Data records
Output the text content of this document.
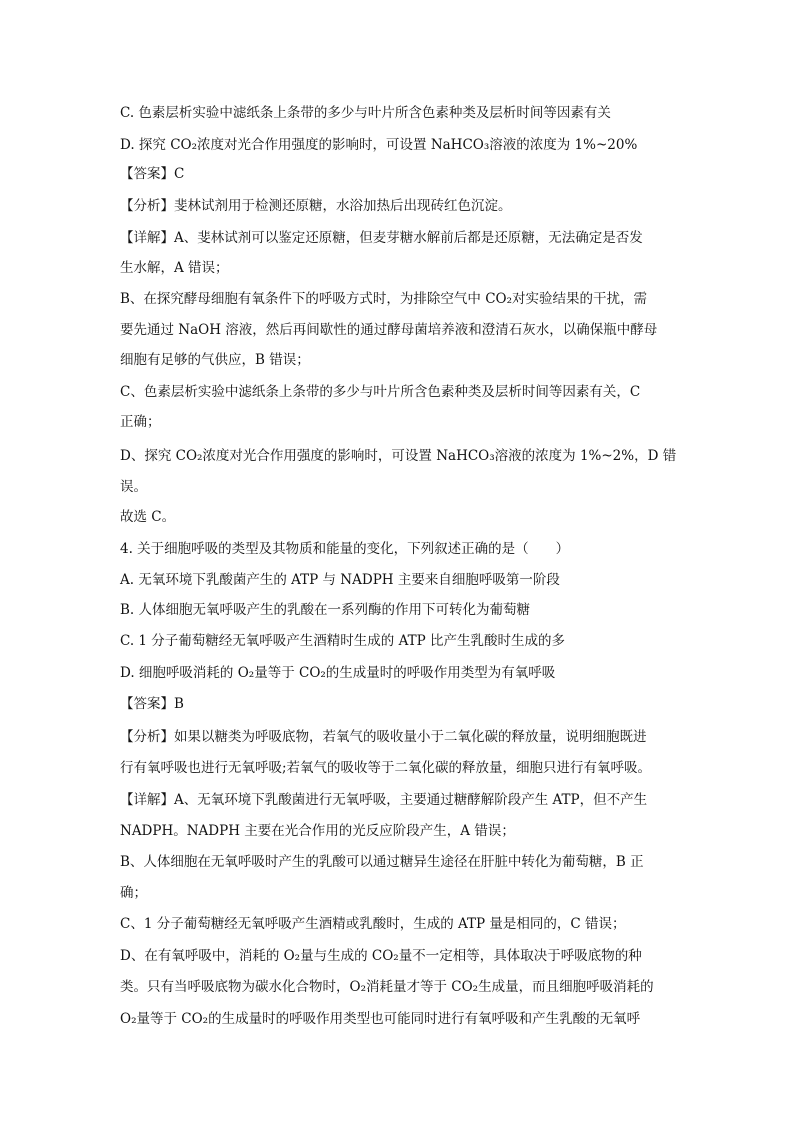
C. 色素层析实验中滤纸条上条带的多少与叶片所含色素种类及层析时间等因素有关
D. 探究 CO₂浓度对光合作用强度的影响时，可设置 NaHCO₃溶液的浓度为 1%~20%
【答案】C
【分析】斐林试剂用于检测还原糖，水浴加热后出现砖红色沉淀。
【详解】A、斐林试剂可以鉴定还原糖，但麦芽糖水解前后都是还原糖，无法确定是否发
生水解，A 错误；
B、在探究酵母细胞有氧条件下的呼吸方式时，为排除空气中 CO₂对实验结果的干扰，需
要先通过 NaOH 溶液，然后再间歇性的通过酵母菌培养液和澄清石灰水，以确保瓶中酵母
细胞有足够的气供应，B 错误；
C、色素层析实验中滤纸条上条带的多少与叶片所含色素种类及层析时间等因素有关，C
正确；
D、探究 CO₂浓度对光合作用强度的影响时，可设置 NaHCO₃溶液的浓度为 1%~2%，D 错
误。
故选 C。
4. 关于细胞呼吸的类型及其物质和能量的变化，下列叙述正确的是（　　）
A. 无氧环境下乳酸菌产生的 ATP 与 NADPH 主要来自细胞呼吸第一阶段
B. 人体细胞无氧呼吸产生的乳酸在一系列酶的作用下可转化为葡萄糖
C. 1 分子葡萄糖经无氧呼吸产生酒精时生成的 ATP 比产生乳酸时生成的多
D. 细胞呼吸消耗的 O₂量等于 CO₂的生成量时的呼吸作用类型为有氧呼吸
【答案】B
【分析】如果以糖类为呼吸底物，若氧气的吸收量小于二氧化碳的释放量，说明细胞既进
行有氧呼吸也进行无氧呼吸;若氧气的吸收等于二氧化碳的释放量，细胞只进行有氧呼吸。
【详解】A、无氧环境下乳酸菌进行无氧呼吸，主要通过糖酵解阶段产生 ATP，但不产生
NADPH。NADPH 主要在光合作用的光反应阶段产生，A 错误；
B、人体细胞在无氧呼吸时产生的乳酸可以通过糖异生途径在肝脏中转化为葡萄糖，B 正
确；
C、1 分子葡萄糖经无氧呼吸产生酒精或乳酸时，生成的 ATP 量是相同的，C 错误；
D、在有氧呼吸中，消耗的 O₂量与生成的 CO₂量不一定相等，具体取决于呼吸底物的种
类。只有当呼吸底物为碳水化合物时，O₂消耗量才等于 CO₂生成量，而且细胞呼吸消耗的
O₂量等于 CO₂的生成量时的呼吸作用类型也可能同时进行有氧呼吸和产生乳酸的无氧呼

> Aim
Pick out and copy every line that contains the word "NADPH".

> Response for this exercise
A. 无氧环境下乳酸菌产生的 ATP 与 NADPH 主要来自细胞呼吸第一阶段
NADPH。NADPH 主要在光合作用的光反应阶段产生，A 错误；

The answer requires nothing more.